§ **SHORT PROBLEM**:
From the entries below, copy every line that holds the word "find".

§ **Extracted data entries**:
■ ■ ■
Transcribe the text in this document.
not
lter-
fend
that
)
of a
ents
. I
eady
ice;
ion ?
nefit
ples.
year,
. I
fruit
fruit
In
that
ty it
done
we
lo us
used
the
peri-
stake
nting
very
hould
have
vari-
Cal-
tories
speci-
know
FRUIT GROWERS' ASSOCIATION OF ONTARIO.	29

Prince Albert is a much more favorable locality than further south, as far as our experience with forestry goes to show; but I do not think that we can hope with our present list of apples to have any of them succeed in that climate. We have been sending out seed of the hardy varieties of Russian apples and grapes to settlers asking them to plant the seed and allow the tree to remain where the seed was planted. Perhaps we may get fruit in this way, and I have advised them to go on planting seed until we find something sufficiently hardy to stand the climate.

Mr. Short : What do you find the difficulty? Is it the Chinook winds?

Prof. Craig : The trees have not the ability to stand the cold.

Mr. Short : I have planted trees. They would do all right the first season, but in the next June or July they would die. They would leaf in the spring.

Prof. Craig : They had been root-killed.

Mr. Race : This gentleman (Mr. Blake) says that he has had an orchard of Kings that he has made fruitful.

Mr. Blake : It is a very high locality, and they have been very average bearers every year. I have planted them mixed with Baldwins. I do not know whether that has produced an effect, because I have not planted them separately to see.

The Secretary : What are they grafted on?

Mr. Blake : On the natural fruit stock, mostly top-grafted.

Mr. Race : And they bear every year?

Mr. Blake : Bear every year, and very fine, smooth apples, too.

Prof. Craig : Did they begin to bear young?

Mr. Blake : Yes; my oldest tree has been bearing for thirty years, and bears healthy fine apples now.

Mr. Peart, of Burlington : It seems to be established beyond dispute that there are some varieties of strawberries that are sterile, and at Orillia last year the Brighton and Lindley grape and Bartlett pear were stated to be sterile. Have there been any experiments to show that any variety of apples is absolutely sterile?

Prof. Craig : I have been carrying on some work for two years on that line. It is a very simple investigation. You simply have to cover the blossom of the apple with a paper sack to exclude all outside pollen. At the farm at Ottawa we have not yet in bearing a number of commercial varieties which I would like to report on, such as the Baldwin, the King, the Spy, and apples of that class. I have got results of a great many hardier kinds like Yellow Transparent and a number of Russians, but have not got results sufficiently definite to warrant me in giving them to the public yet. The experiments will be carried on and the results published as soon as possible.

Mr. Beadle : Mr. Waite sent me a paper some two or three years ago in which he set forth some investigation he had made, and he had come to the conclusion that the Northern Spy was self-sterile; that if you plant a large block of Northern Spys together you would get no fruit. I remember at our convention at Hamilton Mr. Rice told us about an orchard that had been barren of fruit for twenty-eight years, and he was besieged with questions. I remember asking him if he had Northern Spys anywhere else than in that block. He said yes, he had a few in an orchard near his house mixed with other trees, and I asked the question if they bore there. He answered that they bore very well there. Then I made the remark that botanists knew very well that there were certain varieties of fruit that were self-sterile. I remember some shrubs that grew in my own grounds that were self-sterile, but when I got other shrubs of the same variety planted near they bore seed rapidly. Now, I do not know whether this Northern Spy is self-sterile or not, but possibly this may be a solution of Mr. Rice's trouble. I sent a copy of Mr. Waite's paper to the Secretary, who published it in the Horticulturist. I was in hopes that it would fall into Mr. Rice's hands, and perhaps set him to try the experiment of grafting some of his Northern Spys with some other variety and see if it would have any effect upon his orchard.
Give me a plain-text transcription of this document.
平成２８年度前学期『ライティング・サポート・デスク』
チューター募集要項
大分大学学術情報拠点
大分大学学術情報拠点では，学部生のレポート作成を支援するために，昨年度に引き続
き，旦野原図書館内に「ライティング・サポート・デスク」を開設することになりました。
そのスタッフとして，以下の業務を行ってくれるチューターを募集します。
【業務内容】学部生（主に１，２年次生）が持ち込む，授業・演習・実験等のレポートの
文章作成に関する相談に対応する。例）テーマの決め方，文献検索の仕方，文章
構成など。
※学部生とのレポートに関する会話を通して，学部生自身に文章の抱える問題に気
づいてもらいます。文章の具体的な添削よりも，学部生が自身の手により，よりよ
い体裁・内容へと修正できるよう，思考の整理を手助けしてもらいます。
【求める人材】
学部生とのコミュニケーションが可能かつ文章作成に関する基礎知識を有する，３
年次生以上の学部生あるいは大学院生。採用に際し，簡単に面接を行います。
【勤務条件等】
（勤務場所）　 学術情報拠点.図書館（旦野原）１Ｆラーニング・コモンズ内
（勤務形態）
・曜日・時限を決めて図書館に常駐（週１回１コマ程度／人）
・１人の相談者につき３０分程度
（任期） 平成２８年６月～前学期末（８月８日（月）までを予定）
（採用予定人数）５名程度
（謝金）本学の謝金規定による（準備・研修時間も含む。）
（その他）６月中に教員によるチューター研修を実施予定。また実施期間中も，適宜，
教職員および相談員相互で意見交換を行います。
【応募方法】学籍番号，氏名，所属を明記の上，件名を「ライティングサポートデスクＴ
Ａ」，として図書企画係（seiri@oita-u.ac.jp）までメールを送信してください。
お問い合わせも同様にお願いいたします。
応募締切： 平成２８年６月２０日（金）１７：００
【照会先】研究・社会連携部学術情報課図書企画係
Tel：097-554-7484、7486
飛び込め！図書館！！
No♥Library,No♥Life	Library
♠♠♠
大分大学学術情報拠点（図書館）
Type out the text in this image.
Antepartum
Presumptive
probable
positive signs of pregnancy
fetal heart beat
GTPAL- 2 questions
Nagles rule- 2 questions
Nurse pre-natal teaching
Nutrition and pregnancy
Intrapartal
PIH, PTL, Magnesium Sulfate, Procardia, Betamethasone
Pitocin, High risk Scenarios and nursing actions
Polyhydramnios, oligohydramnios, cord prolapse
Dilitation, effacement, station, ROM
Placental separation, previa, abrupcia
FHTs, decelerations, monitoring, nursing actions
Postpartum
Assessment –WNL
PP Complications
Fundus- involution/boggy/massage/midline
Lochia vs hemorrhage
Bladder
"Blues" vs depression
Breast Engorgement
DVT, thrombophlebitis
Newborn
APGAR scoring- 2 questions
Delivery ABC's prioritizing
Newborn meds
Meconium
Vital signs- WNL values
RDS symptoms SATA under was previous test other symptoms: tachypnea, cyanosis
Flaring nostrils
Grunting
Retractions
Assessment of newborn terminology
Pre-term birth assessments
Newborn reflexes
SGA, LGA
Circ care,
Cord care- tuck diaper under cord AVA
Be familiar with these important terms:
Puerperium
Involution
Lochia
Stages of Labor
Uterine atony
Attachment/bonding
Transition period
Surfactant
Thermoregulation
■ ■ ■
§ **THE COMPLETED TASK**:
Prince Albert is a much more favorable locality than further south, as far as our experience with forestry goes to show; but I do not think that we can hope with our present list of apples to have any of them succeed in that climate. We have been sending out seed of the hardy varieties of Russian apples and grapes to settlers asking them to plant the seed and allow the tree to remain where the seed was planted. Perhaps we may get fruit in this way, and I have advised them to go on planting seed until we find something sufficiently hardy to stand the climate.
Mr. Short : What do you find the difficulty? Is it the Chinook winds?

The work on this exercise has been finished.